STATED PROBLEM: What follows is a listing; restate every line of it word for word.
>> Start DATASET RECORDS
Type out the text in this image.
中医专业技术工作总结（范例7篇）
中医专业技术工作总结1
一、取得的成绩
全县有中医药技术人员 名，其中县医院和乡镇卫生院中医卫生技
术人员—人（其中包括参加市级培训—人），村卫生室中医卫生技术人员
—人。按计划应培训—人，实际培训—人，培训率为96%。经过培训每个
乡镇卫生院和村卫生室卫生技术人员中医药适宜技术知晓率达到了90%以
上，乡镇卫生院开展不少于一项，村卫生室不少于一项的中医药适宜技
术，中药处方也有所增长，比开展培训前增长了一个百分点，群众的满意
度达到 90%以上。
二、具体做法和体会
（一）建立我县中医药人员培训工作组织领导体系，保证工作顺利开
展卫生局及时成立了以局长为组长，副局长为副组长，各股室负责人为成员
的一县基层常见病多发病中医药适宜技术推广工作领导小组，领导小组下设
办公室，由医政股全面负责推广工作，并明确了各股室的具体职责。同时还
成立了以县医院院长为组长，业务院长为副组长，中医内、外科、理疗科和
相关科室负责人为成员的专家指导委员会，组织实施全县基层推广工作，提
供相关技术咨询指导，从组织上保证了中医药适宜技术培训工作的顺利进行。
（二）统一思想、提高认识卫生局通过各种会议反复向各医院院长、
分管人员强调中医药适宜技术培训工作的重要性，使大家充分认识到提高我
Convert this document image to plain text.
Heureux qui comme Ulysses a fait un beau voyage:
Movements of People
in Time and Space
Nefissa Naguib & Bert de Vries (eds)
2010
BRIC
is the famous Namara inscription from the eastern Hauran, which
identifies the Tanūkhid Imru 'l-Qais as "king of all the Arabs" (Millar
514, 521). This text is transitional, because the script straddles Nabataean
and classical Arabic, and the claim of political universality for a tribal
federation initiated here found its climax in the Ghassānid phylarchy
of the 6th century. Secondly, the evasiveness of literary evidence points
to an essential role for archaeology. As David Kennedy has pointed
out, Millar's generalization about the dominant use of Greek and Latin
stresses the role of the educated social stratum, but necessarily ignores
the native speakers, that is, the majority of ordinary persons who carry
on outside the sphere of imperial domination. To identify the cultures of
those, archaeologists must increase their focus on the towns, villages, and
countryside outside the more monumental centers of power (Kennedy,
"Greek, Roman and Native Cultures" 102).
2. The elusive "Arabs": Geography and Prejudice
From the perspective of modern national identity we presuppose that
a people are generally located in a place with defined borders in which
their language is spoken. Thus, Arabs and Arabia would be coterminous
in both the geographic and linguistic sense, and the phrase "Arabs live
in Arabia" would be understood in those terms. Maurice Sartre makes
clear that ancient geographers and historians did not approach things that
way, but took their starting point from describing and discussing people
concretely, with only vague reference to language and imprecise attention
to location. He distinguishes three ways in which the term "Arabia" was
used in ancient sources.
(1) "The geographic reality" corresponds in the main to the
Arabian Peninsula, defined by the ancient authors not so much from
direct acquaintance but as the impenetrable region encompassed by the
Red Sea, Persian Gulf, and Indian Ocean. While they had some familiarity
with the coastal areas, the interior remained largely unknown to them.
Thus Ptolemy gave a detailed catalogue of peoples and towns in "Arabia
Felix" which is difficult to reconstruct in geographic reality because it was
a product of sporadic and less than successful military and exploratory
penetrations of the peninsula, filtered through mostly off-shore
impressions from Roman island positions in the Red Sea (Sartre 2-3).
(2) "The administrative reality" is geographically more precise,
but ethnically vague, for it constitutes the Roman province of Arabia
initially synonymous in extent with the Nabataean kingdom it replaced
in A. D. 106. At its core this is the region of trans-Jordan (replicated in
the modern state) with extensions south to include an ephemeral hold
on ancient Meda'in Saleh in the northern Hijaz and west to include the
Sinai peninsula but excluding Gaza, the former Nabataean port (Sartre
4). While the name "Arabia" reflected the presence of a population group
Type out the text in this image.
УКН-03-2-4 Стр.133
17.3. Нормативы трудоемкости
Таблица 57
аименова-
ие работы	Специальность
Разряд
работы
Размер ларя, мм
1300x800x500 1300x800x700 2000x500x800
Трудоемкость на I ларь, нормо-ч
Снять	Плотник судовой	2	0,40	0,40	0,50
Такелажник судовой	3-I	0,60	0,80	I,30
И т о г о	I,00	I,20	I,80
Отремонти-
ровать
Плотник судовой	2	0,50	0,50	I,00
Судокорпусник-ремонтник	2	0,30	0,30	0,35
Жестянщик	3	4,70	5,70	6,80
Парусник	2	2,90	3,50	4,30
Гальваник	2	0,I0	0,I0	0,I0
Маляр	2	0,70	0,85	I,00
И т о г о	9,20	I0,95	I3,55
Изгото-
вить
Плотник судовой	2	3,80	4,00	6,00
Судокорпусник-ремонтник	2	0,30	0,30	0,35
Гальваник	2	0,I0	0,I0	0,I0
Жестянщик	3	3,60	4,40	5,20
>> End DATASET RECORDS
THE RESULT:
Type out the text in this image.
中医专业技术工作总结（范例7篇）
中医专业技术工作总结1
一、取得的成绩
全县有中医药技术人员 名，其中县医院和乡镇卫生院中医卫生技
术人员—人（其中包括参加市级培训—人），村卫生室中医卫生技术人员
—人。按计划应培训—人，实际培训—人，培训率为96%。经过培训每个
乡镇卫生院和村卫生室卫生技术人员中医药适宜技术知晓率达到了90%以
上，乡镇卫生院开展不少于一项，村卫生室不少于一项的中医药适宜技
术，中药处方也有所增长，比开展培训前增长了一个百分点，群众的满意
度达到 90%以上。
二、具体做法和体会
（一）建立我县中医药人员培训工作组织领导体系，保证工作顺利开
展卫生局及时成立了以局长为组长，副局长为副组长，各股室负责人为成员
的一县基层常见病多发病中医药适宜技术推广工作领导小组，领导小组下设
办公室，由医政股全面负责推广工作，并明确了各股室的具体职责。同时还
成立了以县医院院长为组长，业务院长为副组长，中医内、外科、理疗科和
相关科室负责人为成员的专家指导委员会，组织实施全县基层推广工作，提
供相关技术咨询指导，从组织上保证了中医药适宜技术培训工作的顺利进行。
（二）统一思想、提高认识卫生局通过各种会议反复向各医院院长、
分管人员强调中医药适宜技术培训工作的重要性，使大家充分认识到提高我
Convert this document image to plain text.
Heureux qui comme Ulysses a fait un beau voyage:
Movements of People
in Time and Space
Nefissa Naguib & Bert de Vries (eds)
2010
BRIC
is the famous Namara inscription from the eastern Hauran, which
identifies the Tanūkhid Imru 'l-Qais as "king of all the Arabs" (Millar
514, 521). This text is transitional, because the script straddles Nabataean
and classical Arabic, and the claim of political universality for a tribal
federation initiated here found its climax in the Ghassānid phylarchy
of the 6th century. Secondly, the evasiveness of literary evidence points
to an essential role for archaeology. As David Kennedy has pointed
out, Millar's generalization about the dominant use of Greek and Latin
stresses the role of the educated social stratum, but necessarily ignores
the native speakers, that is, the majority of ordinary persons who carry
on outside the sphere of imperial domination. To identify the cultures of
those, archaeologists must increase their focus on the towns, villages, and
countryside outside the more monumental centers of power (Kennedy,
"Greek, Roman and Native Cultures" 102).
2. The elusive "Arabs": Geography and Prejudice
From the perspective of modern national identity we presuppose that
a people are generally located in a place with defined borders in which
their language is spoken. Thus, Arabs and Arabia would be coterminous
in both the geographic and linguistic sense, and the phrase "Arabs live
in Arabia" would be understood in those terms. Maurice Sartre makes
clear that ancient geographers and historians did not approach things that
way, but took their starting point from describing and discussing people
concretely, with only vague reference to language and imprecise attention
to location. He distinguishes three ways in which the term "Arabia" was
used in ancient sources.
(1) "The geographic reality" corresponds in the main to the
Arabian Peninsula, defined by the ancient authors not so much from
direct acquaintance but as the impenetrable region encompassed by the
Red Sea, Persian Gulf, and Indian Ocean. While they had some familiarity
with the coastal areas, the interior remained largely unknown to them.
Thus Ptolemy gave a detailed catalogue of peoples and towns in "Arabia
Felix" which is difficult to reconstruct in geographic reality because it was
a product of sporadic and less than successful military and exploratory
penetrations of the peninsula, filtered through mostly off-shore
impressions from Roman island positions in the Red Sea (Sartre 2-3).
(2) "The administrative reality" is geographically more precise,
but ethnically vague, for it constitutes the Roman province of Arabia
initially synonymous in extent with the Nabataean kingdom it replaced
in A. D. 106. At its core this is the region of trans-Jordan (replicated in
the modern state) with extensions south to include an ephemeral hold
on ancient Meda'in Saleh in the northern Hijaz and west to include the
Sinai peninsula but excluding Gaza, the former Nabataean port (Sartre
4). While the name "Arabia" reflected the presence of a population group
Type out the text in this image.
УКН-03-2-4 Стр.133
17.3. Нормативы трудоемкости
Таблица 57
аименова-
ие работы	Специальность
Разряд
работы
Размер ларя, мм
1300x800x500 1300x800x700 2000x500x800
Трудоемкость на I ларь, нормо-ч
Снять	Плотник судовой	2	0,40	0,40	0,50
Такелажник судовой	3-I	0,60	0,80	I,30
И т о г о	I,00	I,20	I,80
Отремонти-
ровать
Плотник судовой	2	0,50	0,50	I,00
Судокорпусник-ремонтник	2	0,30	0,30	0,35
Жестянщик	3	4,70	5,70	6,80
Парусник	2	2,90	3,50	4,30
Гальваник	2	0,I0	0,I0	0,I0
Маляр	2	0,70	0,85	I,00
И т о г о	9,20	I0,95	I3,55
Изгото-
вить
Плотник судовой	2	3,80	4,00	6,00
Судокорпусник-ремонтник	2	0,30	0,30	0,35
Гальваник	2	0,I0	0,I0	0,I0
Жестянщик	3	3,60	4,40	5,20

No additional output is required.